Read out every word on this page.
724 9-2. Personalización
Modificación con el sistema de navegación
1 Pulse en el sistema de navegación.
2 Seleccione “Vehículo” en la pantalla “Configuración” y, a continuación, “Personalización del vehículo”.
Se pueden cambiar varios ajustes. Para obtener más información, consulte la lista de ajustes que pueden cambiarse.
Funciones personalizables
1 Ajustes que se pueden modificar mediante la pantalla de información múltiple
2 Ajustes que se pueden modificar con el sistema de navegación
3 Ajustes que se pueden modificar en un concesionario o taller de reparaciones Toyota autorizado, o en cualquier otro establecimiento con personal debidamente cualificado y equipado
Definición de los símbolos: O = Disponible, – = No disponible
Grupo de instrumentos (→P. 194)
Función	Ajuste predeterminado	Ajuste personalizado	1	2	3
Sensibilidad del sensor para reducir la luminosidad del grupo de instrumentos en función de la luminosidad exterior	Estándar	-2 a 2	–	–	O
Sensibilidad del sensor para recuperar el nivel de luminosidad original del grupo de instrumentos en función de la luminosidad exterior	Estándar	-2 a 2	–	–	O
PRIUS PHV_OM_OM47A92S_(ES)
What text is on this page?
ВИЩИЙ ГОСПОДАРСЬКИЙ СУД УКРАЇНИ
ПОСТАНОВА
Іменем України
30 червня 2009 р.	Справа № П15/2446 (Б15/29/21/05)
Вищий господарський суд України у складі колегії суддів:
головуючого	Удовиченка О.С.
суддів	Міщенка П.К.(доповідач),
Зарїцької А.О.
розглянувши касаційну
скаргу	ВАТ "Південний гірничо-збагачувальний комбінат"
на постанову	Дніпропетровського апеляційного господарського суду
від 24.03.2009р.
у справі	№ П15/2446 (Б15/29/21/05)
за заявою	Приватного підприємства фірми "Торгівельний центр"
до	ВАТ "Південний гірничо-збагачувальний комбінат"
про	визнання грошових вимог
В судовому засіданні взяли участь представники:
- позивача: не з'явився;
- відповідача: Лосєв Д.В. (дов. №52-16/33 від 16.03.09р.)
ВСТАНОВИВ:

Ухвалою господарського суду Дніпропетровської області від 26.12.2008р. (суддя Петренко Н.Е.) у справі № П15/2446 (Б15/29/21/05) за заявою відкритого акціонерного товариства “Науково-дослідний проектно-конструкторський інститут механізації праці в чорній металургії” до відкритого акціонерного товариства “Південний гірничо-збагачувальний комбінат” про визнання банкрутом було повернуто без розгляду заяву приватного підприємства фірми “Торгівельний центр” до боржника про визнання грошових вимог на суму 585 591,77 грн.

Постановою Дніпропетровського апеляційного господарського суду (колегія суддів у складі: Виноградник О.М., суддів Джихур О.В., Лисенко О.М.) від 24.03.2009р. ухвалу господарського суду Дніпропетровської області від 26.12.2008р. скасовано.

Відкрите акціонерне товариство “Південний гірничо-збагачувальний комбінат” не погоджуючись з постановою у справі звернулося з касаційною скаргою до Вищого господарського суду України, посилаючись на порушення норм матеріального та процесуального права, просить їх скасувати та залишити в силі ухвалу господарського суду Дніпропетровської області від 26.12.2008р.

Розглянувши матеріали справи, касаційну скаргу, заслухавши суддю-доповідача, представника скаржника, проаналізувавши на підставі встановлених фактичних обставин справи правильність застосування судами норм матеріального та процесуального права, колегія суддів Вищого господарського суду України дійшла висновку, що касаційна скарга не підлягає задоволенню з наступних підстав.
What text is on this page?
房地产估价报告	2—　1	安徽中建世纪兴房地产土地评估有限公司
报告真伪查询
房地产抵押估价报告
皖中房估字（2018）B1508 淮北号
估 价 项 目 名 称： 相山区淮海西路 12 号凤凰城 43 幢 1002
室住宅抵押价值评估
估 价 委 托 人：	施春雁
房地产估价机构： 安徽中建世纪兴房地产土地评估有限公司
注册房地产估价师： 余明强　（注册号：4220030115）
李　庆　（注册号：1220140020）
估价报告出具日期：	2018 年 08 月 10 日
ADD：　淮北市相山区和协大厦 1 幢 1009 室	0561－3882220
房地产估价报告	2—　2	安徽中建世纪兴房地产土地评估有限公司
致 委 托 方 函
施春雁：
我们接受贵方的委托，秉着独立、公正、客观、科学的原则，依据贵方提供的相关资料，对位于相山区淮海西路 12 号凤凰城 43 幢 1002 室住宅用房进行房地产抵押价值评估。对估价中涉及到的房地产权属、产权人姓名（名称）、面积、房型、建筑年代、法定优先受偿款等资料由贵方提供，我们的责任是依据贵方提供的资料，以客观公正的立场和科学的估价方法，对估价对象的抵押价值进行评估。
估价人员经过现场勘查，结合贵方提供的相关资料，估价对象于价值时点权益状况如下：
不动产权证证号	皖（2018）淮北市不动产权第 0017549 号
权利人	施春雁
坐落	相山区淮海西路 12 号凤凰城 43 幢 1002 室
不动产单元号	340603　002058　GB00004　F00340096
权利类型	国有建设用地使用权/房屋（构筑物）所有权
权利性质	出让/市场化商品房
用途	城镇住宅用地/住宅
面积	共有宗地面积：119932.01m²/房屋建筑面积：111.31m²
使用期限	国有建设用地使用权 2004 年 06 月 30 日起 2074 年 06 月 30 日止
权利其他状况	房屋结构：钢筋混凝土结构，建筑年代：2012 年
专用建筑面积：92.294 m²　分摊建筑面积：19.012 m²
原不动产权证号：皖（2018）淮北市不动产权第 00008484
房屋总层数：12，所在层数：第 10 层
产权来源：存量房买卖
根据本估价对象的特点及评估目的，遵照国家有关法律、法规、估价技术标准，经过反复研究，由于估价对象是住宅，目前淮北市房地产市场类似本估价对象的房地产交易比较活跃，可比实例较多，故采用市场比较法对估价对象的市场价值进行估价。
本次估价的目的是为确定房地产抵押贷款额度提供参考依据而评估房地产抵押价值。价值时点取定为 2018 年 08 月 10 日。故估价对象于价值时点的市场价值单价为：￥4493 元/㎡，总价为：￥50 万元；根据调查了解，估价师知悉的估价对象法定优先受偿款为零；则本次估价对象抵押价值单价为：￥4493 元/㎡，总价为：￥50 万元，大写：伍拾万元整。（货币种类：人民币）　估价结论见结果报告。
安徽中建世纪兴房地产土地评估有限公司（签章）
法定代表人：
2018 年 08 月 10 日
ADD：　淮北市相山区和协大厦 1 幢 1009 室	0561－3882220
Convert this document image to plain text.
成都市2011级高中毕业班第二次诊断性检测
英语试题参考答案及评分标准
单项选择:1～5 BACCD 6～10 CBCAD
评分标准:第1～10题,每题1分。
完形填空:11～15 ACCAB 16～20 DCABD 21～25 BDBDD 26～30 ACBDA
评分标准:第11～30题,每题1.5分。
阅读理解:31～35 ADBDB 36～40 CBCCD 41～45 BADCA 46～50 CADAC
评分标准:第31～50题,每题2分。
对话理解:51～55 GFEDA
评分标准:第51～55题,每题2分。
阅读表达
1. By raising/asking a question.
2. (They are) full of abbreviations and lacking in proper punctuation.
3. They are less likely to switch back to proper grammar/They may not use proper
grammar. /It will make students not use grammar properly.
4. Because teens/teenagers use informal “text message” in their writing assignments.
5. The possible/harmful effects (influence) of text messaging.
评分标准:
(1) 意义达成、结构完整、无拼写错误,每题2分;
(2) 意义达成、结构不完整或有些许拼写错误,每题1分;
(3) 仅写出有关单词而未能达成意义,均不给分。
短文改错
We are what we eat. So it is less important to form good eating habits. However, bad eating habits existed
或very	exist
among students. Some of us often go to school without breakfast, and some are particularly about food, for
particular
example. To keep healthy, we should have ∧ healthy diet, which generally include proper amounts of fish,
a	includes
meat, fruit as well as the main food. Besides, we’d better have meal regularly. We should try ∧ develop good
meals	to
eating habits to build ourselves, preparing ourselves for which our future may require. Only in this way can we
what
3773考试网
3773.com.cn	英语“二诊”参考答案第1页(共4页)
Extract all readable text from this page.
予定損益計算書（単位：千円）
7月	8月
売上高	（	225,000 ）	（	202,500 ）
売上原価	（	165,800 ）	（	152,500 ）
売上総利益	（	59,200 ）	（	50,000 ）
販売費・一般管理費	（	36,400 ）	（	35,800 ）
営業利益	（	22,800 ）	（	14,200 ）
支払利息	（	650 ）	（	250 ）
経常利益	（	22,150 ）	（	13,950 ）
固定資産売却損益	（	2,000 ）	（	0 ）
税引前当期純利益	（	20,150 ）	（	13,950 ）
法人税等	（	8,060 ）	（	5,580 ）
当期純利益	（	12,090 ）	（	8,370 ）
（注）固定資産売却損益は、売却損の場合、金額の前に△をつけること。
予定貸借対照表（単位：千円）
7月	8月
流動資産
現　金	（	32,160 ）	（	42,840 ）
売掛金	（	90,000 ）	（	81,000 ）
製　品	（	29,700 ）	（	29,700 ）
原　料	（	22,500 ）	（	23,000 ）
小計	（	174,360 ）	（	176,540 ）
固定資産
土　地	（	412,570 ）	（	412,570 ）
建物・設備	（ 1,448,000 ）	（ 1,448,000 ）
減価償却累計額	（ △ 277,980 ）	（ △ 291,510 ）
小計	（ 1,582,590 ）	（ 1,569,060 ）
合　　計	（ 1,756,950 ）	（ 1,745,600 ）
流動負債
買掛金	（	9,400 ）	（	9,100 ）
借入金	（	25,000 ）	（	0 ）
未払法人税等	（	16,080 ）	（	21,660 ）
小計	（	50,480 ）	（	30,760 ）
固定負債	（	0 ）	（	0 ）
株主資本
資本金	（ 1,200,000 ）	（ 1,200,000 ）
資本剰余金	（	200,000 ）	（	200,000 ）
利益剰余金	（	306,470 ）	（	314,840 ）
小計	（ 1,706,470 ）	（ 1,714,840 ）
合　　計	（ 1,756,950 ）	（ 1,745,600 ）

■ STATED TASK ■
Collect every line from the records above that contains the word "колегія".

■ FULL RESPONSE ■
Постановою Дніпропетровського апеляційного господарського суду (колегія суддів у складі: Виноградник О.М., суддів Джихур О.В., Лисенко О.М.) від 24.03.2009р. ухвалу господарського суду Дніпропетровської області від 26.12.2008р. скасовано.
Розглянувши матеріали справи, касаційну скаргу, заслухавши суддю-доповідача, представника скаржника, проаналізувавши на підставі встановлених фактичних обставин справи правильність застосування судами норм матеріального та процесуального права, колегія суддів Вищого господарського суду України дійшла висновку, що касаційна скарга не підлягає задоволенню з наступних підстав.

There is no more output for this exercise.